Show all lines from the listing below that contain "可以从轻或者减轻处罚".

[Start of Rows]

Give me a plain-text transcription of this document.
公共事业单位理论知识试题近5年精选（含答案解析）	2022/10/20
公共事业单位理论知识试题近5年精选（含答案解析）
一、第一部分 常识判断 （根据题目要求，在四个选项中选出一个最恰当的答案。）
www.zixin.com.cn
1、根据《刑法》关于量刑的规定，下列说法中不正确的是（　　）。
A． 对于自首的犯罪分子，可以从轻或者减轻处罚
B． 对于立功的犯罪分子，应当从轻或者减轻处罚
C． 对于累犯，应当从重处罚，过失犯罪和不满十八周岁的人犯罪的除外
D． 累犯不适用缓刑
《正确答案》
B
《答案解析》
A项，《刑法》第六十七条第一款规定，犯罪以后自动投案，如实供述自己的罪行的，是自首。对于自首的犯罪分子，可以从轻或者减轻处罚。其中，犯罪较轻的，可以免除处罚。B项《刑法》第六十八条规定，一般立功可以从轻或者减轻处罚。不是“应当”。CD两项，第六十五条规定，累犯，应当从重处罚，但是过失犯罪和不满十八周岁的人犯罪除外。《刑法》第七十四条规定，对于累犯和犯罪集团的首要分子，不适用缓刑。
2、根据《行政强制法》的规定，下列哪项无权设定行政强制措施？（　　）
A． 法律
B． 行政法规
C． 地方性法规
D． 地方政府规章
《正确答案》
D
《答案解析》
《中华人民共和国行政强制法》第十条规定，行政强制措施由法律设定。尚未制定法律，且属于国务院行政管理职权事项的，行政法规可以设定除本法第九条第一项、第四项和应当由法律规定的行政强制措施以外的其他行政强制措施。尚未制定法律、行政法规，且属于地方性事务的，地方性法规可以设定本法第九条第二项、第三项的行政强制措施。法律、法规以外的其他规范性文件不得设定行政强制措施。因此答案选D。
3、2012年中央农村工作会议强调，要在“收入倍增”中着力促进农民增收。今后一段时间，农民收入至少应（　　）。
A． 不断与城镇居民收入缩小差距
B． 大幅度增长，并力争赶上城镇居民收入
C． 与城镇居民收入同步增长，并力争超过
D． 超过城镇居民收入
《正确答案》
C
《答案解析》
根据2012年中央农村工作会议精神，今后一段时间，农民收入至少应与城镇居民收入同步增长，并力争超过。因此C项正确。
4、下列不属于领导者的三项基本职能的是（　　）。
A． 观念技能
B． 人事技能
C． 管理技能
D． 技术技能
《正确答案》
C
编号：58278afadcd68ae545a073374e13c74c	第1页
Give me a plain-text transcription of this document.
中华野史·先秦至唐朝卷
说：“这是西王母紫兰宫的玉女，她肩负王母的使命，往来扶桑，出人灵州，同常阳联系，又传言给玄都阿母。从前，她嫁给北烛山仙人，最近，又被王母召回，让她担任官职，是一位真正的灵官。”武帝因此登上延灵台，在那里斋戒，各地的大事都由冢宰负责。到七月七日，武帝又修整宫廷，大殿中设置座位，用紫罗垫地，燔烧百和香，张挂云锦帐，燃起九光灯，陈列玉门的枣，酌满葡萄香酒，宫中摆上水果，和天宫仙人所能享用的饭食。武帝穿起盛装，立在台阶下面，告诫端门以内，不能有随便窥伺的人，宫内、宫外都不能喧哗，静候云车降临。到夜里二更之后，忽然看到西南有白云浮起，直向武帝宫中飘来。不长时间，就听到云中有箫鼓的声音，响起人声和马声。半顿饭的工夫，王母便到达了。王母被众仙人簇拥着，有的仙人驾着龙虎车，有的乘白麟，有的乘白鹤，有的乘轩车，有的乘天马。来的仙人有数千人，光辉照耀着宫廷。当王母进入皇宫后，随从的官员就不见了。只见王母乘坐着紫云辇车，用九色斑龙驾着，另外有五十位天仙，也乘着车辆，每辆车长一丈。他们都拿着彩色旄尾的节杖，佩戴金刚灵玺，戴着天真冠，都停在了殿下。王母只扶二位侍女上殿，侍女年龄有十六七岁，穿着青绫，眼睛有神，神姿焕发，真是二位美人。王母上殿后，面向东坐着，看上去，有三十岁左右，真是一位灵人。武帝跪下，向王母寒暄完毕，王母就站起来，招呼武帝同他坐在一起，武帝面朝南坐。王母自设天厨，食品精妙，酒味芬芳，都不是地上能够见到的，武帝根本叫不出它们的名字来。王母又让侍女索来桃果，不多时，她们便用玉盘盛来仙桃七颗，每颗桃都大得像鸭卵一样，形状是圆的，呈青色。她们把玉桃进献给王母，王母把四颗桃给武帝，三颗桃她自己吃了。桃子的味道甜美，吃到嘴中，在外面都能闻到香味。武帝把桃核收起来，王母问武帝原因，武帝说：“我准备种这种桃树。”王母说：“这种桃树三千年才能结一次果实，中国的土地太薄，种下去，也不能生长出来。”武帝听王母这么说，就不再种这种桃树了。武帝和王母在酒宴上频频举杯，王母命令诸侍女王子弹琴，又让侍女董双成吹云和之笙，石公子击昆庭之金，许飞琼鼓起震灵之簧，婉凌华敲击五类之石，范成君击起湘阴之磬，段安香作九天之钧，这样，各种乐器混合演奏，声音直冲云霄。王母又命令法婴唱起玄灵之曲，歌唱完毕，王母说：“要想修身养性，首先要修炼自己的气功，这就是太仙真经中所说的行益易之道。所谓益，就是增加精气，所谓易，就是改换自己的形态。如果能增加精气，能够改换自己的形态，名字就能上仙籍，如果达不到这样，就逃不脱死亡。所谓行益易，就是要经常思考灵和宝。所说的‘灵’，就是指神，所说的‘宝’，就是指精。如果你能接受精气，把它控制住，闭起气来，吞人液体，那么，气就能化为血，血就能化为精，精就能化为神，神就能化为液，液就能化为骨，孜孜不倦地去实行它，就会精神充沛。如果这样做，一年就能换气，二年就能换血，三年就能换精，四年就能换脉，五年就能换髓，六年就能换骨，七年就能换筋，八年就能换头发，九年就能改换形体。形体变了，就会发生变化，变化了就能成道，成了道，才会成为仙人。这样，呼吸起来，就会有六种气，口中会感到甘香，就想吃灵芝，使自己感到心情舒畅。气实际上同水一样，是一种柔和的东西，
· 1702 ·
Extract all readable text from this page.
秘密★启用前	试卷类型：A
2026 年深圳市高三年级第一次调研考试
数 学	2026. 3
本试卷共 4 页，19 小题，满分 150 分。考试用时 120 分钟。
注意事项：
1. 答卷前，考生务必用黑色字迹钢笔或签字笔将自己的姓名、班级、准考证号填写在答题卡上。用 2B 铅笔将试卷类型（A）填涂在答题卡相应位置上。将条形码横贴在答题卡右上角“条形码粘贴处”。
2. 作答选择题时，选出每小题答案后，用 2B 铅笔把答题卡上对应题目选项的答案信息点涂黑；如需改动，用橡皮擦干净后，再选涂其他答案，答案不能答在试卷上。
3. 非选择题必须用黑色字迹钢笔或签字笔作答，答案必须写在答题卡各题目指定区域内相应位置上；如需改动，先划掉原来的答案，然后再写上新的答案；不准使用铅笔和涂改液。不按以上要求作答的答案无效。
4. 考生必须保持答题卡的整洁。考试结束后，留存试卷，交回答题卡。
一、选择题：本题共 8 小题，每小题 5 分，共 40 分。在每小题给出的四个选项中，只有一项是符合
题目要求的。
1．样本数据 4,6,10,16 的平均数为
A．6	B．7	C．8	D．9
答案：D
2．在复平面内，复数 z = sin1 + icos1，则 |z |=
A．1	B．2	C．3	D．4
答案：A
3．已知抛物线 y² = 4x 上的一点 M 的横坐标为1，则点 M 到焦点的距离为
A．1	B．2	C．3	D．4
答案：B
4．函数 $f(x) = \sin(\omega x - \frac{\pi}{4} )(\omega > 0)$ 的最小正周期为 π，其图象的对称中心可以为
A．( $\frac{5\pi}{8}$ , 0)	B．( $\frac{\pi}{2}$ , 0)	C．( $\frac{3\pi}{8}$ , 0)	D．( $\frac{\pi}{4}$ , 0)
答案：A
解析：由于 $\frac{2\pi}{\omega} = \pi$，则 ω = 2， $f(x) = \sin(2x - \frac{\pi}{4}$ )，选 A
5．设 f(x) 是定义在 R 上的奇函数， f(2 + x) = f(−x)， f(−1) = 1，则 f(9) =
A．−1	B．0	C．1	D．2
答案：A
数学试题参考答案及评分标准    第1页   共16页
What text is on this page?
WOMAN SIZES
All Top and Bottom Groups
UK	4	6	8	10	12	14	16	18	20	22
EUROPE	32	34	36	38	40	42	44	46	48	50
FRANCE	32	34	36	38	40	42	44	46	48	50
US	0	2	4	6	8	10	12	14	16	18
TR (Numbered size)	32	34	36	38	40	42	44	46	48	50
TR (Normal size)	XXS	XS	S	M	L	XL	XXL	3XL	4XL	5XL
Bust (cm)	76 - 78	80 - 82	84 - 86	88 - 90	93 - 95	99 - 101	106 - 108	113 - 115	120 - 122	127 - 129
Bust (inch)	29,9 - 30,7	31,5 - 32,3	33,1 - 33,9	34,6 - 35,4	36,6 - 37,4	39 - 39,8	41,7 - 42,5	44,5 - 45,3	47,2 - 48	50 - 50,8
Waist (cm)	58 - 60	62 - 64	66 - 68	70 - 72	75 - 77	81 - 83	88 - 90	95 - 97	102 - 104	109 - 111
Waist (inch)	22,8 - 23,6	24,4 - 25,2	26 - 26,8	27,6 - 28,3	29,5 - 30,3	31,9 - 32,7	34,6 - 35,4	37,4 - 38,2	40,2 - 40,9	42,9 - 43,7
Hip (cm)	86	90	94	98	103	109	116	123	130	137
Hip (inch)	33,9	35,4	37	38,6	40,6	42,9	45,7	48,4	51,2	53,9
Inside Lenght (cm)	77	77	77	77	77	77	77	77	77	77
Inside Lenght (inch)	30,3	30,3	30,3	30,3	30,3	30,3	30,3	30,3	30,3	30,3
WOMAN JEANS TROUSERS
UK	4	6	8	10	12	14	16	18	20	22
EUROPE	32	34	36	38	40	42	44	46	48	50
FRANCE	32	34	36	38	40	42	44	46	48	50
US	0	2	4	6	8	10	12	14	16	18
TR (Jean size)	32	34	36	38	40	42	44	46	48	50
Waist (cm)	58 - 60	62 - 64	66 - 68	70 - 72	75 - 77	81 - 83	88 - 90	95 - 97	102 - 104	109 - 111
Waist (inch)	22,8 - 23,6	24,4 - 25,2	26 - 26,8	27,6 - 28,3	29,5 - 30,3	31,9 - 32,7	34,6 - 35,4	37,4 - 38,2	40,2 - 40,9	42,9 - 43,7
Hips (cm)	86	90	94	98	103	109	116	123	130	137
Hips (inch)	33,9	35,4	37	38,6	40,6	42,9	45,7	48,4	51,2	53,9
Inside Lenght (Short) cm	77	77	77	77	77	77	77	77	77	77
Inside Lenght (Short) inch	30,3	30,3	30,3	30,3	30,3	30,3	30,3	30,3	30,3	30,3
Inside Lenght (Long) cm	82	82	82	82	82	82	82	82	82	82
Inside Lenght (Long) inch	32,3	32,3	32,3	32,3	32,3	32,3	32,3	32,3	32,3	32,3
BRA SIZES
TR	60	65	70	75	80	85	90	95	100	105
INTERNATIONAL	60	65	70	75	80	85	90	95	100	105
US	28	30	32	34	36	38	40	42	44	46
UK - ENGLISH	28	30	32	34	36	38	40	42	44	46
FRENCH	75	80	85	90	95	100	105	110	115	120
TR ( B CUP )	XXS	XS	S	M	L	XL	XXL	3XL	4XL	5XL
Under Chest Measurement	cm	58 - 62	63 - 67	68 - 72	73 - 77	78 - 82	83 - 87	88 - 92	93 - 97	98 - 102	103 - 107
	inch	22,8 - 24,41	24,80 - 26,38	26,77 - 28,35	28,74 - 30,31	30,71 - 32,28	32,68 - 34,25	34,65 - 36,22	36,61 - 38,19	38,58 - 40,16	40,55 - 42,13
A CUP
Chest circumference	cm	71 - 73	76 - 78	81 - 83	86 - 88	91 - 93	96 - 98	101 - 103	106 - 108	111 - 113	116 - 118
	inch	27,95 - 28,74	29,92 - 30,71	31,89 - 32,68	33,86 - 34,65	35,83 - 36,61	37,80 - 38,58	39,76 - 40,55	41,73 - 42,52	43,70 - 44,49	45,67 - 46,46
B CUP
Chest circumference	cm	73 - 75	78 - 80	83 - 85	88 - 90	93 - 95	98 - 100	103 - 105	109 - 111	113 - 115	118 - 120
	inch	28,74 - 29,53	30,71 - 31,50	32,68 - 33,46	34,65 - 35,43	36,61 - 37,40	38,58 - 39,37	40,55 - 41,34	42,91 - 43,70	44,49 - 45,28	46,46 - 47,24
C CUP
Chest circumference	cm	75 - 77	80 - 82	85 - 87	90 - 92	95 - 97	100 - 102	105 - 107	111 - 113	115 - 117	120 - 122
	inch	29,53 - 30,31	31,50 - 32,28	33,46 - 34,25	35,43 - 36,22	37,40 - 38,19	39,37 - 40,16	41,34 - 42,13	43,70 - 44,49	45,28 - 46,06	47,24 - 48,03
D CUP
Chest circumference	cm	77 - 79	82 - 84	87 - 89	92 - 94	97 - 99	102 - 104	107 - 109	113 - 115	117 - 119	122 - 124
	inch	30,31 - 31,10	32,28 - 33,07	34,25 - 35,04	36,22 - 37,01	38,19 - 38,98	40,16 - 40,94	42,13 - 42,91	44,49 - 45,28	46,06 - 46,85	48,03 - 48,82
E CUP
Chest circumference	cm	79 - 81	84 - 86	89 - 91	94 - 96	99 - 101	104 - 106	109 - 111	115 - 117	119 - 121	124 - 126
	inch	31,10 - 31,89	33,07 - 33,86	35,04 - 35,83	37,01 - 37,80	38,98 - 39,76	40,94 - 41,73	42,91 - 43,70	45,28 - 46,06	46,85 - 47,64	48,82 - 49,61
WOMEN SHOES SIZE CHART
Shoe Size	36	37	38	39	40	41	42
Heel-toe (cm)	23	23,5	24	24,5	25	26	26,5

[End of Rows]

_Solution to the problem_
A． 对于自首的犯罪分子，可以从轻或者减轻处罚
A项，《刑法》第六十七条第一款规定，犯罪以后自动投案，如实供述自己的罪行的，是自首。对于自首的犯罪分子，可以从轻或者减轻处罚。其中，犯罪较轻的，可以免除处罚。B项《刑法》第六十八条规定，一般立功可以从轻或者减轻处罚。不是“应当”。CD两项，第六十五条规定，累犯，应当从重处罚，但是过失犯罪和不满十八周岁的人犯罪除外。《刑法》第七十四条规定，对于累犯和犯罪集团的首要分子，不适用缓刑。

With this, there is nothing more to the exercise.